Cuplikan Halaman:
Jakarta, "Di masa non tahapan ini, kesempatan kami Bawaslu untuk konsolidasi dan evaluasi serta bagi stakeholder dan organisasi non pemerintah mitra strategis masukan teman-teman sangat berharga dan harus diperkuat kedepannya, ujar Munandar Nugraha (Ketua Bawaslu Provinsi DKI Jakarta) dalam sambutan sekaligus membuka acara di Kegiatan Fasilitasi Pembinaan dan Penguatan Kelembagaan “Restropeksi Pengawasan Pilkada 2024 dan Peran Bawaslu Pasca Putusan Mahkamah Konstitusi Menuju Penyelenggaraan Pemilu 2029”, Novotel Jakarta Cikini, Kamis 30 Oktober 2025.
Sakhroji, Anggota Bawaslu Provinsi DKI Jakarta (Koordinator Hukum dan Diklat) dalam sambutannya menjelaskan bahwa Kegiatan Restropeksi ini merupakan pandangan balik terhadap peristiwa catatan pada Pemilu dan pemilihan 2024 yang menjadi evaluasi serta perbaikan Bawaslu menuju Pemilu 2029. Bawaslu perlu bersiap diri, fungsi apa nanti yang diamanatkan undang-undang pasca beberapa Putusan Mahkamah Konstitusi terkait pemisahan pemilu dan pilkada, penghapusan ambang batas pencalonan presiden/wapres (Putusan Mahkamah Konstitusi No.62/PUU-XXII/2024), ambang batas pencalonan kepaka daerah (Putusan Mahkamah Konstitusi No.60/PUU-XXII/2024). Bawaslu tidak pernah meninggalkan NGO (Non-Governmental Organization) kepemiluan melainkan menjadikannya bagian dari pengawasan partisipatif yang dilibatkan mulai perencanaan hingga pelaksanaan pemilu. Pada Pemilu dan Pilkada 2024 lalu, Bawaslu telah mengakreditasi 158 lembaga pemantau, 3 diantaranya dari luar negeri. Namun dari 158 lembaga pemantau tersebut, 42 lembaga pemantau telah terlibat dan berpengalaman di Pemilu 2019.
Abrar Amir, M.AP (Koordinator Tenaga Ahli Komisi II DPR RI) menyatakan bahwa Permasalahan Konstitusional Putusan Mahkamah Konstitusi, terdapat perdebatan yuridis dan politik yang signifikan, terutama karena:
- Terkesan kontradiktif dengan Putusan MK No. 55/PUU-XVII/2019 yang memberi ruang kepada DPR dan Pemerintah untuk menentukan sendiri model keserentakan (open legal policy).

Informasi yang Diberikan:
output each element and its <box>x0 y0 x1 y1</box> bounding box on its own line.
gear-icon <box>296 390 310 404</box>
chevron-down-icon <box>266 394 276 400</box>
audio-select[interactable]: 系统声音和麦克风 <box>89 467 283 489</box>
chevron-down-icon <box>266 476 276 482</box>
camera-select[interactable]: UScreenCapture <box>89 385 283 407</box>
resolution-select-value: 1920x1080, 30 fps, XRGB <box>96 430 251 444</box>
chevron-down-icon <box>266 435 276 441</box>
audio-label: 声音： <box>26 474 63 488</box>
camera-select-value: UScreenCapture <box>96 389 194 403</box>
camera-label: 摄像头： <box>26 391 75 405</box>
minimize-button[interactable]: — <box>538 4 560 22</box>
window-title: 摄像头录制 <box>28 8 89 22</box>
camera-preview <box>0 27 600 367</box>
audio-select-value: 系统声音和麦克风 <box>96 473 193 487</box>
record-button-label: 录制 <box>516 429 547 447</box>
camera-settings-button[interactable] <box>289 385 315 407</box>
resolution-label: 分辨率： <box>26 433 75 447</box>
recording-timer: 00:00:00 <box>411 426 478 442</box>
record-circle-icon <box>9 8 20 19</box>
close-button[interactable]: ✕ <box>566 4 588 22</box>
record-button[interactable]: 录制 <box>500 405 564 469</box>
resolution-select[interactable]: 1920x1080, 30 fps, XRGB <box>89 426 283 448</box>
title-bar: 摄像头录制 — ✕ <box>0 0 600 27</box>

Latihan: Bisakah Anda melanjutkan berita tentang kegiatan Bawaslu DKI Jakarta dari titik teks itu berhenti? Catatan yang disertakan tidak diperlukan untuk mengerjakan apa pun.

Hasil Keluaran:
- Berpotensi menggeser fungsi MK dari negative legislature (penguji norma) menjadi positive legislature (pembentuk norma baru).
- Menimbulkan potensi krisis konstitusional, terutama terkait masa jabatan dan desain periodisasi pemilu dalam Pasal 22E dan Pasal 18 ayat (4) UUD NRI 1945.
Abrar juga manyatakan bahwa Urgensi Kodifiikasi Dalam Hukum Pemilu Mewujudkan Kepastian dan Kesatuan Hukum Pemilu, Simplifikasi dan Harmonisasi Regulasi, Penguatan Demokrasi Konstitusional, efesiensi Anggaran Penyelenggaraan, dan Antisipasi Desain Pemilu 2029.
Prof. Dr. Supardji Ahmad, S.H., M.H. (Direktur Pascasarjana Hukum Universitas Al Azhar Indonesia) menjelasklan mengenai tantangan transformasi Bawaslu Pasca 3 Putusan Mahkamah Konstitusi Tahun 2025. Pertama, penguatan kedudukan Bawaslu sebagai institusi permanen. Kedua, Harmonisasi Sistem Pemilu, sehingga dalam pelanggaran administratif tidak lagi berupa rekomendasi tetapi dalam bentuk putusan. Ketiga, Penguatan Pendidikan pilitik masyarakat sehingga bisa membangun infrastruktur pengawasan kepemiluan yang efisien.
Turut hadir, Anggota Bawaslu Provinsi DKI Jakarta Burhanuddin dan Quin Pegagan, Kepala Sekretariat Bawaslu DKI Jakarta Lita Gustina, dan Koordinator Divisi Hukum Sengketa Bawaslu Kabupaten/Kota se- Provinsi DKI Jakarta dan 24 perwakilan organisasi, akademisi, ormas, pegiat pemilu serta media massa.